■ **WHAT IS REQUIRED**:
Read the listing below and copy out every line that holds "title".

++++

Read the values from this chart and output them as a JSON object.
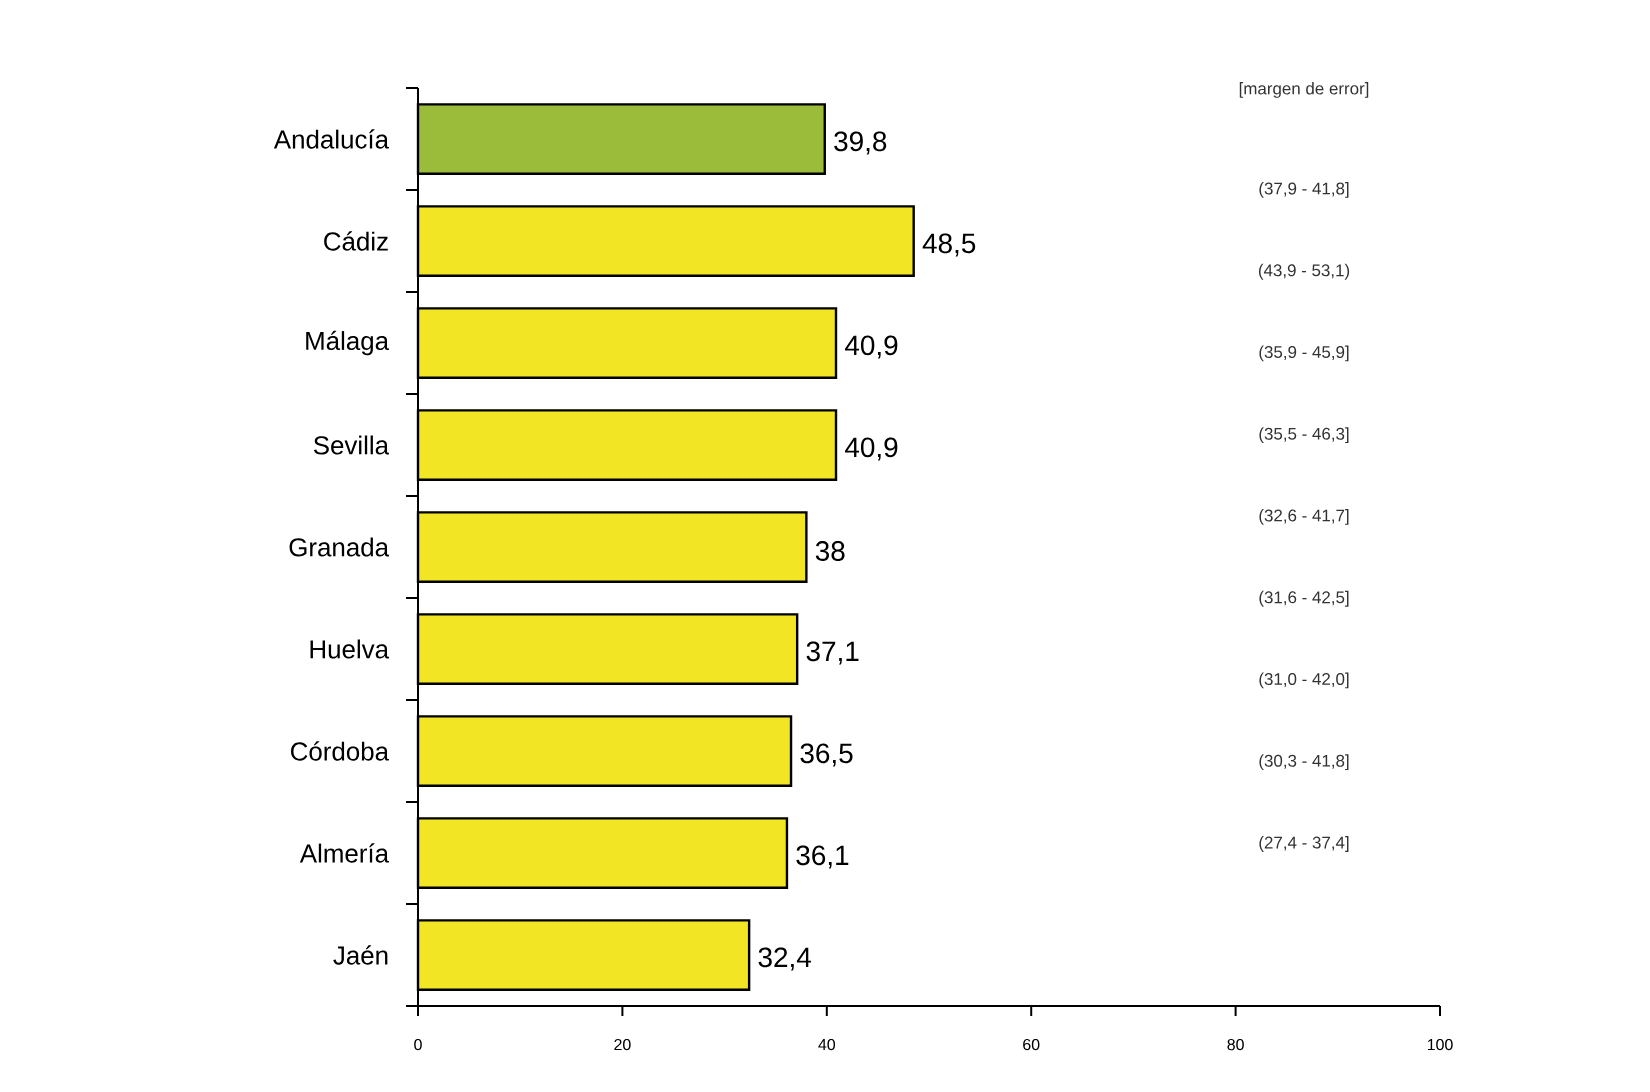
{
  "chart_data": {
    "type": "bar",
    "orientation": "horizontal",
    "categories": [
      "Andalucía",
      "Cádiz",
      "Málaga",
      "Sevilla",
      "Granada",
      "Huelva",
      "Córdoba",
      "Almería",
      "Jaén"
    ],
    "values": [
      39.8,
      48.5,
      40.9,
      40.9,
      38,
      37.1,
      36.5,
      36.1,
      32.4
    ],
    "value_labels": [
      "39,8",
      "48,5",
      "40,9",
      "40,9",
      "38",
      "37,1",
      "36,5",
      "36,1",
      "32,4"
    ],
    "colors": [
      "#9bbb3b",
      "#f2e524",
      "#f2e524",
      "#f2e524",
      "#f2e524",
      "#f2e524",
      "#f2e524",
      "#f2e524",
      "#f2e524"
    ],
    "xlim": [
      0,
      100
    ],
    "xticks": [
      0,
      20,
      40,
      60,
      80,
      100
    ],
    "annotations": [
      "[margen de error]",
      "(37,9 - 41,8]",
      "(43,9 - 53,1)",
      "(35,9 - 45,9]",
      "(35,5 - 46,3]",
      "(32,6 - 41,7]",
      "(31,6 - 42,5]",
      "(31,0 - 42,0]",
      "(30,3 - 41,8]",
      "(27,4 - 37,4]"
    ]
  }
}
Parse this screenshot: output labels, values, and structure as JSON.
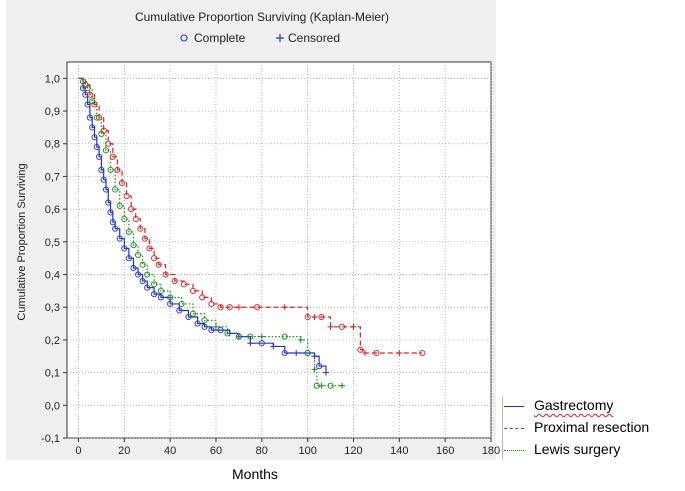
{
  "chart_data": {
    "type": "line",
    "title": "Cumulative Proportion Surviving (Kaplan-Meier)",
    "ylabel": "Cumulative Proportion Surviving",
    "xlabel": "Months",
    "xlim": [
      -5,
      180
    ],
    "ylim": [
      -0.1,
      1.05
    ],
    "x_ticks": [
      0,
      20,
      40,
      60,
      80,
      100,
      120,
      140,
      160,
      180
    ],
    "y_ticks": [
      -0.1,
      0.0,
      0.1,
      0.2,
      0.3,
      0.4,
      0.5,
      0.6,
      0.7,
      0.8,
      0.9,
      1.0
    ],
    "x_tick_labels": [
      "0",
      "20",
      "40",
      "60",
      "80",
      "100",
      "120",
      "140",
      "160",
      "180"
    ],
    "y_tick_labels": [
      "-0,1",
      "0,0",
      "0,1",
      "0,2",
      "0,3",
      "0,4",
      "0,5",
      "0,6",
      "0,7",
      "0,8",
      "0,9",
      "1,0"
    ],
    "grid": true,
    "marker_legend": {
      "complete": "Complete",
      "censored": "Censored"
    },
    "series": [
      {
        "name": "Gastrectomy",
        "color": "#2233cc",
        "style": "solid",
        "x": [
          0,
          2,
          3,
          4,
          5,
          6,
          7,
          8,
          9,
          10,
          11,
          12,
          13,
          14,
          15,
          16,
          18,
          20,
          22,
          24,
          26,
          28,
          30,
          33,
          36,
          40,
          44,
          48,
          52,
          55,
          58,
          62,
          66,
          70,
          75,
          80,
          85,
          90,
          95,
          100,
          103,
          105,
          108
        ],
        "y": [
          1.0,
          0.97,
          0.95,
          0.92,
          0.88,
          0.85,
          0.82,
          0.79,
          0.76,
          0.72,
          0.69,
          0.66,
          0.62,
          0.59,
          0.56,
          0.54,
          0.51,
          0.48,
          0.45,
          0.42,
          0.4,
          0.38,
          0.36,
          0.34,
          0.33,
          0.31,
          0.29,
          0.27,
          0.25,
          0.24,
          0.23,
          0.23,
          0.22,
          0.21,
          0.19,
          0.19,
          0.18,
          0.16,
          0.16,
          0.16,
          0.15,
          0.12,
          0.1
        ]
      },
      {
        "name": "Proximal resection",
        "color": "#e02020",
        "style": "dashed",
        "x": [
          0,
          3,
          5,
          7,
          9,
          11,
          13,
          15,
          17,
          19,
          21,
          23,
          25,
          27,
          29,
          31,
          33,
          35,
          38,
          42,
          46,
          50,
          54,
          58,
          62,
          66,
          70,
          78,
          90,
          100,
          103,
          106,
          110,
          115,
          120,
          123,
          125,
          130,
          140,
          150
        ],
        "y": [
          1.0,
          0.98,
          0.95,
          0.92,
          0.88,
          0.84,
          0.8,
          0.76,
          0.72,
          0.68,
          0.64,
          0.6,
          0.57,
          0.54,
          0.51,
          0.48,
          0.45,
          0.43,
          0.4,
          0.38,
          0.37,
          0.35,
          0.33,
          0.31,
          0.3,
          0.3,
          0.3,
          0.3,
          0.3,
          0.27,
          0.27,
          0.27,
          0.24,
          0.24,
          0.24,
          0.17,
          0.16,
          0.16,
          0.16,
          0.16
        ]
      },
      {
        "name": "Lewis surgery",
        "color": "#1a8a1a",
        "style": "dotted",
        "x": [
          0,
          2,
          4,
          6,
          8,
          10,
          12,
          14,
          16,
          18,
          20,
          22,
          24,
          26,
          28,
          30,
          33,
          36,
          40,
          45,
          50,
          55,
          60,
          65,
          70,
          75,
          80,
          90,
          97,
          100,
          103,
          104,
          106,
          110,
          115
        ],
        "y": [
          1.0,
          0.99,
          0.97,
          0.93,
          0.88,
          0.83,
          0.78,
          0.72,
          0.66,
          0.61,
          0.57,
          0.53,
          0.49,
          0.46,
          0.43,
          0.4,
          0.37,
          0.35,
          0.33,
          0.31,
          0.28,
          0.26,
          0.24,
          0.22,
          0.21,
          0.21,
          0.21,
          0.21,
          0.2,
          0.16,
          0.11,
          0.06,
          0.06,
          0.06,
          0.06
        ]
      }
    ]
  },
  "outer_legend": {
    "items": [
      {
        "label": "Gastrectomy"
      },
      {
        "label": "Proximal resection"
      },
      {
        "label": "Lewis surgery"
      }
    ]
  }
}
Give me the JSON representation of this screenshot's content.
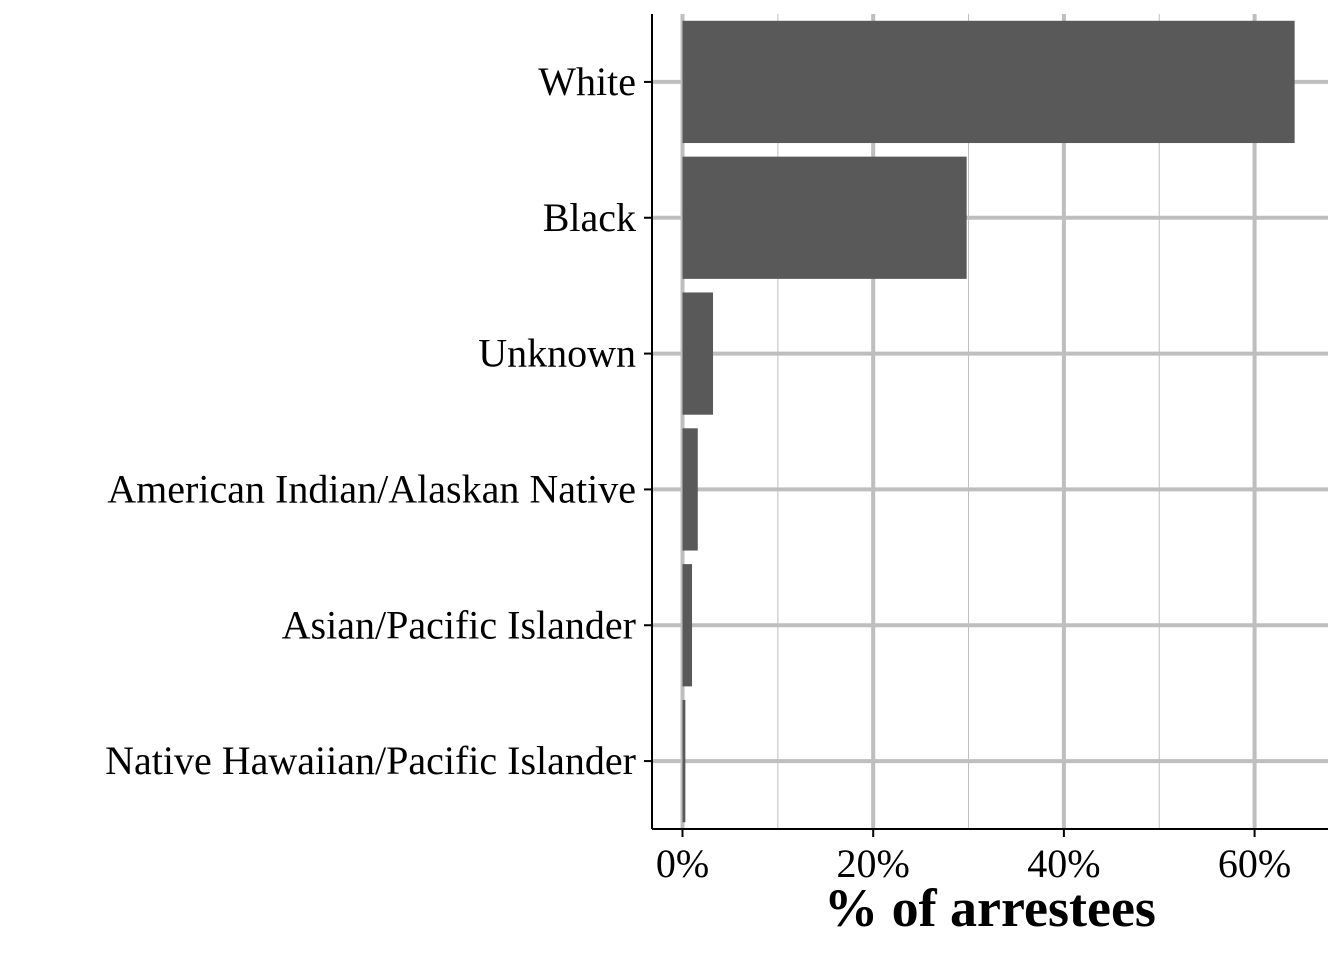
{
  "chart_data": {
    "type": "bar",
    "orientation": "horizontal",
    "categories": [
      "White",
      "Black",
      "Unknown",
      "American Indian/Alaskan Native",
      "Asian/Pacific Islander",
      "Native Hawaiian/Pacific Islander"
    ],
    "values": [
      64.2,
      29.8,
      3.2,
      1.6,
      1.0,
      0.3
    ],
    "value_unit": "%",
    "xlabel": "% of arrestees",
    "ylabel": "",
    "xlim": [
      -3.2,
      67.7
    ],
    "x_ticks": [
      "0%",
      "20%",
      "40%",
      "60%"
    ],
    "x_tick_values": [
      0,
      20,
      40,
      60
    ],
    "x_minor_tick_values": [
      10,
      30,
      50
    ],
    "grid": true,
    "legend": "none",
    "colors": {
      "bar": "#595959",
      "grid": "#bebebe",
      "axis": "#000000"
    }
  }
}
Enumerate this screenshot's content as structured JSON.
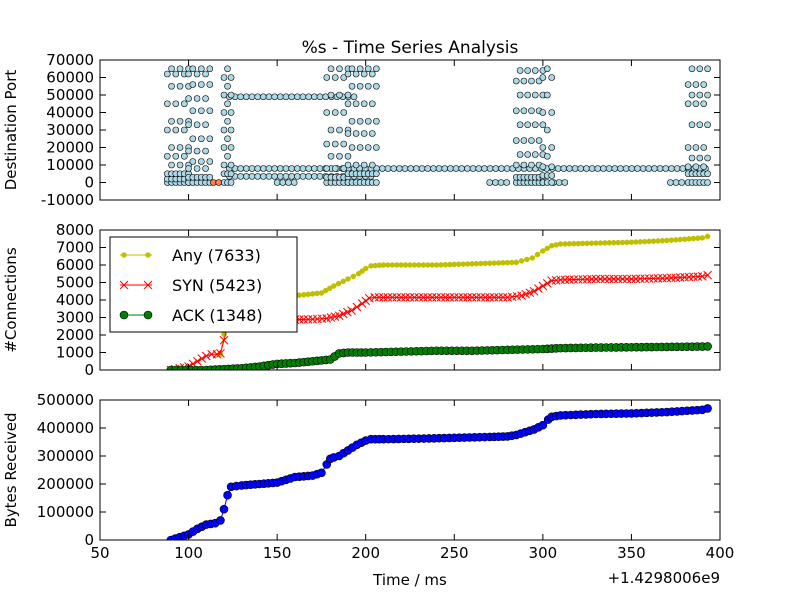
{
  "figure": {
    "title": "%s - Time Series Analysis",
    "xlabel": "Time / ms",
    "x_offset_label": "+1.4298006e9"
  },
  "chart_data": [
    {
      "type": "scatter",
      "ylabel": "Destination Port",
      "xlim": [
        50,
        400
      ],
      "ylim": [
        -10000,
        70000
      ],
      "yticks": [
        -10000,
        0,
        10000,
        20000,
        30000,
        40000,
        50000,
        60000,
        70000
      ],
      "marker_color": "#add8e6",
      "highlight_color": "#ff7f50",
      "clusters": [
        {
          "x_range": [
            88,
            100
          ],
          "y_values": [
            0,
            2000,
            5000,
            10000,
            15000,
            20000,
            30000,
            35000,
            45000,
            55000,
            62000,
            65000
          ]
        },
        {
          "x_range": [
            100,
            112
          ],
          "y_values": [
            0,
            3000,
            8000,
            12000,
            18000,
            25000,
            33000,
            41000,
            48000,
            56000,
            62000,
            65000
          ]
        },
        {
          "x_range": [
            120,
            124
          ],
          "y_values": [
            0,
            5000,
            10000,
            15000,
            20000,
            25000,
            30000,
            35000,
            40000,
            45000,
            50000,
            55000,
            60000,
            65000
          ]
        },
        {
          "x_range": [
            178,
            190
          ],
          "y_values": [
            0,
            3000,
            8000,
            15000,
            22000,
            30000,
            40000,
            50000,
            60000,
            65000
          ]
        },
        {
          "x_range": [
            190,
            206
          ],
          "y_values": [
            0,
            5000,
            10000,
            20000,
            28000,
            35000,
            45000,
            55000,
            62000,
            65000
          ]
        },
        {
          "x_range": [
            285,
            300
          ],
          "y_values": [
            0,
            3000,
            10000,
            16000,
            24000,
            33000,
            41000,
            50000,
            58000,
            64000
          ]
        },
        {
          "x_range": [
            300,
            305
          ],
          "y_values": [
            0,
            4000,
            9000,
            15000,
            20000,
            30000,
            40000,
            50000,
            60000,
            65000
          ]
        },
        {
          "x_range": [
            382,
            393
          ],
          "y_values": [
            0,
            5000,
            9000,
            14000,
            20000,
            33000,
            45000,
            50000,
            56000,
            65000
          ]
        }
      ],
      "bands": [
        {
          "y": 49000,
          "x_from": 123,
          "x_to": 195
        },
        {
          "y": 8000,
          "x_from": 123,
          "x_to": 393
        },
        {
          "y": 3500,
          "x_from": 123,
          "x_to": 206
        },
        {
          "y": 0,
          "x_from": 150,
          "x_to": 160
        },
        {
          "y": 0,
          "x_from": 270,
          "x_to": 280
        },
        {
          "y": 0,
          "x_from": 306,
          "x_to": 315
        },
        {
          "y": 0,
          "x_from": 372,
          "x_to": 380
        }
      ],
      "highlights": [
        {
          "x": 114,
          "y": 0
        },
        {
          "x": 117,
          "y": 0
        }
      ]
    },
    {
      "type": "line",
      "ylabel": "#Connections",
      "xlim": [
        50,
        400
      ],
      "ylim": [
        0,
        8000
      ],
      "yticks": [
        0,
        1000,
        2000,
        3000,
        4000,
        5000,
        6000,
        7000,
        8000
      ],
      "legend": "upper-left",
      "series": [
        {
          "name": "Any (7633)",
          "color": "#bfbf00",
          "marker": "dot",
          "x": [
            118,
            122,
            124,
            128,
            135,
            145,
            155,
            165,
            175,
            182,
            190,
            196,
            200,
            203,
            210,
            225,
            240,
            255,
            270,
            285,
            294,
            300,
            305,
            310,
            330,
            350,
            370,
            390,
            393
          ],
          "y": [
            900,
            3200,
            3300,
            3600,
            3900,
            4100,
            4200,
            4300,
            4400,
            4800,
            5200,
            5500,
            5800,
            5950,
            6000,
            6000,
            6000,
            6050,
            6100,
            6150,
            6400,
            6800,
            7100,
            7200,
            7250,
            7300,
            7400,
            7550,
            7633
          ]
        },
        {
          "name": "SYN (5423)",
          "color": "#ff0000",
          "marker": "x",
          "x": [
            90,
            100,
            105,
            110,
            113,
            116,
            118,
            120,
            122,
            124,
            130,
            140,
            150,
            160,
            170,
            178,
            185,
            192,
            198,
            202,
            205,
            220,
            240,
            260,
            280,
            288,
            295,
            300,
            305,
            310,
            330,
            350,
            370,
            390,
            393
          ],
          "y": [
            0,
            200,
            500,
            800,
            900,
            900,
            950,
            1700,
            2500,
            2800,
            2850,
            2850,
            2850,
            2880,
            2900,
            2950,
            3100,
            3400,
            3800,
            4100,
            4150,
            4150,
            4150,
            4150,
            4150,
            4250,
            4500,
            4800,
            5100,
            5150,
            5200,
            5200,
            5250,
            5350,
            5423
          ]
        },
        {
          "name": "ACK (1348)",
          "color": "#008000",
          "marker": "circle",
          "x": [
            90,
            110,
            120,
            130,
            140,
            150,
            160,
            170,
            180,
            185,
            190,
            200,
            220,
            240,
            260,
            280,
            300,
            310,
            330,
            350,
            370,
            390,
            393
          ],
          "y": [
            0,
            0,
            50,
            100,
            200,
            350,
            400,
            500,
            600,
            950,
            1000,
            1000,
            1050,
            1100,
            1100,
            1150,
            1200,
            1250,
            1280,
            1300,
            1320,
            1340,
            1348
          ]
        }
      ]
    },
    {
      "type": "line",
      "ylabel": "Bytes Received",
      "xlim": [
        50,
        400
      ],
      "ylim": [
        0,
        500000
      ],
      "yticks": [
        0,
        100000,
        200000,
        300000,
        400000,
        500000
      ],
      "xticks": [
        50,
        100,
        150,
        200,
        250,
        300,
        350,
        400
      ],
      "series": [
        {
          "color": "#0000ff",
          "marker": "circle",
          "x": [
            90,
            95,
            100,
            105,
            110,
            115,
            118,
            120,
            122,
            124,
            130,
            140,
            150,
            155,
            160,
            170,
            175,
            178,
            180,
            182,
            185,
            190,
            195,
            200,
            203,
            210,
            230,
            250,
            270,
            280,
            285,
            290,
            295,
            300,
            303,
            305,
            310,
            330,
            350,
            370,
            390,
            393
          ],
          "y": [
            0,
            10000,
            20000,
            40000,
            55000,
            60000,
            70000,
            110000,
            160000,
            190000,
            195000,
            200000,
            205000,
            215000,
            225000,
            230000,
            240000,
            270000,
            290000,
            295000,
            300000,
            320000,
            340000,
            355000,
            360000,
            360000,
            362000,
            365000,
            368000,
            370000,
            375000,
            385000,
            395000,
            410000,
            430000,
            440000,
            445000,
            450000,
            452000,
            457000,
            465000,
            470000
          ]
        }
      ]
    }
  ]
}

++++

■ **FINAL RESULT**:
    "title": "Cumulative Proportion Surviving (Kaplan-Meier)",
    "title": "%s - Time Series Analysis",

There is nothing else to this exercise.